WHAT THE TASK REQUIRES – Report the number of lines that hold the string "TradeWave". Leave out any other text.
----------------
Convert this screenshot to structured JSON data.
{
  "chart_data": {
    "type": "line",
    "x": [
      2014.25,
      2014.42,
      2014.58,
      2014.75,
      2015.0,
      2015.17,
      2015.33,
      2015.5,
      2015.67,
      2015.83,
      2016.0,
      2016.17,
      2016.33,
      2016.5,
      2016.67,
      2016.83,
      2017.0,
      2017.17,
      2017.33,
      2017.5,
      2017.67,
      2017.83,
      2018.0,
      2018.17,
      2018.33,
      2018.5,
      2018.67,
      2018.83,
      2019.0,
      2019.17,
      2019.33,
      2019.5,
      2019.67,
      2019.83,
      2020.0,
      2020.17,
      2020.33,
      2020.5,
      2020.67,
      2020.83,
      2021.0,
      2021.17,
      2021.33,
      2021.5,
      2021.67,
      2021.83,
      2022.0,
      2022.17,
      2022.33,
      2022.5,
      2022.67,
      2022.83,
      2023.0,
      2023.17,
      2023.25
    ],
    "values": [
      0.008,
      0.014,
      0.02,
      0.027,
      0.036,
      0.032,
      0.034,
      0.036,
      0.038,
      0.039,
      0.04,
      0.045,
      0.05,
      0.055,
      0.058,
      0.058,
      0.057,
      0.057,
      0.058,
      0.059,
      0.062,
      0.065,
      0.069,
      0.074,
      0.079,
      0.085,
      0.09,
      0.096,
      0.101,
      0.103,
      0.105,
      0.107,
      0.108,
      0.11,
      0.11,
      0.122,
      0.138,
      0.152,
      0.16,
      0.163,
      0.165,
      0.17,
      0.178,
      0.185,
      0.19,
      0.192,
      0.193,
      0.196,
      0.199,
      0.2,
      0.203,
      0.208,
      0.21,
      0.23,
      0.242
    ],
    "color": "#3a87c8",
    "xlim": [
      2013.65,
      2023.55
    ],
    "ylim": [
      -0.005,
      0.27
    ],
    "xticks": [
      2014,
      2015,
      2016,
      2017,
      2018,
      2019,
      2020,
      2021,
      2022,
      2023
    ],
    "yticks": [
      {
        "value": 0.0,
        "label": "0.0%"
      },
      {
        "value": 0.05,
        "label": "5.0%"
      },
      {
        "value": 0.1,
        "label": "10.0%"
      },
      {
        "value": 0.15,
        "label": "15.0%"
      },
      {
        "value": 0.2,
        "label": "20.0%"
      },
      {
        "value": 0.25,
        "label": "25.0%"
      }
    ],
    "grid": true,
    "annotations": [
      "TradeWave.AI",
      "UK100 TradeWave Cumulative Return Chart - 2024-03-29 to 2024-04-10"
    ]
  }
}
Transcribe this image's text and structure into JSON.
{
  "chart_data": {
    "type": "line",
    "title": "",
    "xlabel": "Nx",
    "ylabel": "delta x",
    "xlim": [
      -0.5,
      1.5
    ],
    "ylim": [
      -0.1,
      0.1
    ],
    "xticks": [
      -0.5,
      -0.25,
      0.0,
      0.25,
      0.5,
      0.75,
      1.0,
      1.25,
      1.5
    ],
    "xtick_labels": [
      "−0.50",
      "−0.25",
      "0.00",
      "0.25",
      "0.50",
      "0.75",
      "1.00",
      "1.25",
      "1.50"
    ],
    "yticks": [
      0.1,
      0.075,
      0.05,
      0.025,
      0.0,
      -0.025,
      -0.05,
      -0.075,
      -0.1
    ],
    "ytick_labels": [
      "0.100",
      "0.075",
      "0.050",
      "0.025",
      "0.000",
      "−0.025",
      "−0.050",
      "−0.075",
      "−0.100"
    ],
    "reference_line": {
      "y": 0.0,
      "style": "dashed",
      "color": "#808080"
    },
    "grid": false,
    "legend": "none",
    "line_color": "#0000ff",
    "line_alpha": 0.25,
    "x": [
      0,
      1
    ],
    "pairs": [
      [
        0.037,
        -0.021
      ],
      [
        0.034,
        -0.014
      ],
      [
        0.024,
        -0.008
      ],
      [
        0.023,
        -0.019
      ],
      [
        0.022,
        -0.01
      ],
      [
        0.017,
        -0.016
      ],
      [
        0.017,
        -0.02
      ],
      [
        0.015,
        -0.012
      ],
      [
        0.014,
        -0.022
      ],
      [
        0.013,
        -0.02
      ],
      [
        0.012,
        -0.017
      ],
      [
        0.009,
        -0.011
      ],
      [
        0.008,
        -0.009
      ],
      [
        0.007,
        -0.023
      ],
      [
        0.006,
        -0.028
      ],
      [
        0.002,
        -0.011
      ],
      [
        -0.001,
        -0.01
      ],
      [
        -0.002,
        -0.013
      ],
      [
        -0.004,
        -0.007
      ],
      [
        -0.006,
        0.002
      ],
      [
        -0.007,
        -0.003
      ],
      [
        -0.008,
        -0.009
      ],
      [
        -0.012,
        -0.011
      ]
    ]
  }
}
----------------
CORRECT OUTPUT – 2